| Records shown |
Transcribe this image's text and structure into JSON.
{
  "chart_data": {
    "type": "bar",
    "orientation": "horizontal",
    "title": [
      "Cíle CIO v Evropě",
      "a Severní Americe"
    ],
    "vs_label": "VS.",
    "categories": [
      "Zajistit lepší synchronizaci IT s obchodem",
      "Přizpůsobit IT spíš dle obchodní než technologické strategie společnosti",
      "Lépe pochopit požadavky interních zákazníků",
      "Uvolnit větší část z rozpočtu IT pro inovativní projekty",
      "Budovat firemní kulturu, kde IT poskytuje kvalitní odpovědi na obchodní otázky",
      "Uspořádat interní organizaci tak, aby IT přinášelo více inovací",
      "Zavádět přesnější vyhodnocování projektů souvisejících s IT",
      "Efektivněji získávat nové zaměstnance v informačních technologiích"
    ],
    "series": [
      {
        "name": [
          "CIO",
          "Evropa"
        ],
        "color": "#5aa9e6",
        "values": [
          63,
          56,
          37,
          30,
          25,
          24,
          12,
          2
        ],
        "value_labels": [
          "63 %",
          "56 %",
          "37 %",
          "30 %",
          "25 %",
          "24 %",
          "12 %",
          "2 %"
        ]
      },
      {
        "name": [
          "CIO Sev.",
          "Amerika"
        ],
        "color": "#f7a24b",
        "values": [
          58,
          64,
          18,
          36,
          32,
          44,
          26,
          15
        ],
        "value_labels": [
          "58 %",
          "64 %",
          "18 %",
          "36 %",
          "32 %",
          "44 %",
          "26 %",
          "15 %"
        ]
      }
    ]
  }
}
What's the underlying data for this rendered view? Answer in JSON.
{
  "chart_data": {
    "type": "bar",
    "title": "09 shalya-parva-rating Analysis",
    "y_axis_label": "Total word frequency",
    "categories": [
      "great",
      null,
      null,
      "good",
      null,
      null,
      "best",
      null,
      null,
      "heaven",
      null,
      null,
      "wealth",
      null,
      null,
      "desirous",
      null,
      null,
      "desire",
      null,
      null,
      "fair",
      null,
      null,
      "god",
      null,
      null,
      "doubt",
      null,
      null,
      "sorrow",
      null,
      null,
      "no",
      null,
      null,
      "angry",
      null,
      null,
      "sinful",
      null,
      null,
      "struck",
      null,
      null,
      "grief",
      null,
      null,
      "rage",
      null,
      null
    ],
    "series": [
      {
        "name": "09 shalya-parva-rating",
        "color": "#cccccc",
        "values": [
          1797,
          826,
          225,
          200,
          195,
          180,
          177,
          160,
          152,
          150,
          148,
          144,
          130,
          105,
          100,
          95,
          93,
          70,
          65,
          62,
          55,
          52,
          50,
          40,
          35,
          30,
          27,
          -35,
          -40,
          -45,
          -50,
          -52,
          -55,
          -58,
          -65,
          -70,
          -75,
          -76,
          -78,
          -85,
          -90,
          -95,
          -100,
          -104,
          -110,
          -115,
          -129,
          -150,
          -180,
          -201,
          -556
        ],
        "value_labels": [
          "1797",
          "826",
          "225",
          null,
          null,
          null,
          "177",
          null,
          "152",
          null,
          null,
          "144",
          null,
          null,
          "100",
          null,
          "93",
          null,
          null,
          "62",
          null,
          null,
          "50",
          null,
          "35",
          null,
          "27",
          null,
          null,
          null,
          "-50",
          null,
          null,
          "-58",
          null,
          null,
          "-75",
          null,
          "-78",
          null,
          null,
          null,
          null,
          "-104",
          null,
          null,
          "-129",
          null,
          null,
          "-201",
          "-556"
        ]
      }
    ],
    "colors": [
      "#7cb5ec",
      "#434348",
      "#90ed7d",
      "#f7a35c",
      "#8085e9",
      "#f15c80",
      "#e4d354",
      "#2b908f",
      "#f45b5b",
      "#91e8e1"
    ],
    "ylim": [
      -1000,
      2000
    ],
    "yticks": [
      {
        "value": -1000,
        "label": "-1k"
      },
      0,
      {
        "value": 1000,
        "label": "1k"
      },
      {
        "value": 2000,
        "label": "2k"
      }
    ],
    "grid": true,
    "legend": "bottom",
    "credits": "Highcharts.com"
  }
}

| Task prompt |
Return every line of the material exactly.

| Expected output |
Transcribe this image's text and structure into JSON.
{
  "chart_data": {
    "type": "bar",
    "orientation": "horizontal",
    "title": [
      "Cíle CIO v Evropě",
      "a Severní Americe"
    ],
    "vs_label": "VS.",
    "categories": [
      "Zajistit lepší synchronizaci IT s obchodem",
      "Přizpůsobit IT spíš dle obchodní než technologické strategie společnosti",
      "Lépe pochopit požadavky interních zákazníků",
      "Uvolnit větší část z rozpočtu IT pro inovativní projekty",
      "Budovat firemní kulturu, kde IT poskytuje kvalitní odpovědi na obchodní otázky",
      "Uspořádat interní organizaci tak, aby IT přinášelo více inovací",
      "Zavádět přesnější vyhodnocování projektů souvisejících s IT",
      "Efektivněji získávat nové zaměstnance v informačních technologiích"
    ],
    "series": [
      {
        "name": [
          "CIO",
          "Evropa"
        ],
        "color": "#5aa9e6",
        "values": [
          63,
          56,
          37,
          30,
          25,
          24,
          12,
          2
        ],
        "value_labels": [
          "63 %",
          "56 %",
          "37 %",
          "30 %",
          "25 %",
          "24 %",
          "12 %",
          "2 %"
        ]
      },
      {
        "name": [
          "CIO Sev.",
          "Amerika"
        ],
        "color": "#f7a24b",
        "values": [
          58,
          64,
          18,
          36,
          32,
          44,
          26,
          15
        ],
        "value_labels": [
          "58 %",
          "64 %",
          "18 %",
          "36 %",
          "32 %",
          "44 %",
          "26 %",
          "15 %"
        ]
      }
    ]
  }
}
What's the underlying data for this rendered view? Answer in JSON.
{
  "chart_data": {
    "type": "bar",
    "title": "09 shalya-parva-rating Analysis",
    "y_axis_label": "Total word frequency",
    "categories": [
      "great",
      null,
      null,
      "good",
      null,
      null,
      "best",
      null,
      null,
      "heaven",
      null,
      null,
      "wealth",
      null,
      null,
      "desirous",
      null,
      null,
      "desire",
      null,
      null,
      "fair",
      null,
      null,
      "god",
      null,
      null,
      "doubt",
      null,
      null,
      "sorrow",
      null,
      null,
      "no",
      null,
      null,
      "angry",
      null,
      null,
      "sinful",
      null,
      null,
      "struck",
      null,
      null,
      "grief",
      null,
      null,
      "rage",
      null,
      null
    ],
    "series": [
      {
        "name": "09 shalya-parva-rating",
        "color": "#cccccc",
        "values": [
          1797,
          826,
          225,
          200,
          195,
          180,
          177,
          160,
          152,
          150,
          148,
          144,
          130,
          105,
          100,
          95,
          93,
          70,
          65,
          62,
          55,
          52,
          50,
          40,
          35,
          30,
          27,
          -35,
          -40,
          -45,
          -50,
          -52,
          -55,
          -58,
          -65,
          -70,
          -75,
          -76,
          -78,
          -85,
          -90,
          -95,
          -100,
          -104,
          -110,
          -115,
          -129,
          -150,
          -180,
          -201,
          -556
        ],
        "value_labels": [
          "1797",
          "826",
          "225",
          null,
          null,
          null,
          "177",
          null,
          "152",
          null,
          null,
          "144",
          null,
          null,
          "100",
          null,
          "93",
          null,
          null,
          "62",
          null,
          null,
          "50",
          null,
          "35",
          null,
          "27",
          null,
          null,
          null,
          "-50",
          null,
          null,
          "-58",
          null,
          null,
          "-75",
          null,
          "-78",
          null,
          null,
          null,
          null,
          "-104",
          null,
          null,
          "-129",
          null,
          null,
          "-201",
          "-556"
        ]
      }
    ],
    "colors": [
      "#7cb5ec",
      "#434348",
      "#90ed7d",
      "#f7a35c",
      "#8085e9",
      "#f15c80",
      "#e4d354",
      "#2b908f",
      "#f45b5b",
      "#91e8e1"
    ],
    "ylim": [
      -1000,
      2000
    ],
    "yticks": [
      {
        "value": -1000,
        "label": "-1k"
      },
      0,
      {
        "value": 1000,
        "label": "1k"
      },
      {
        "value": 2000,
        "label": "2k"
      }
    ],
    "grid": true,
    "legend": "bottom",
    "credits": "Highcharts.com"
  }
}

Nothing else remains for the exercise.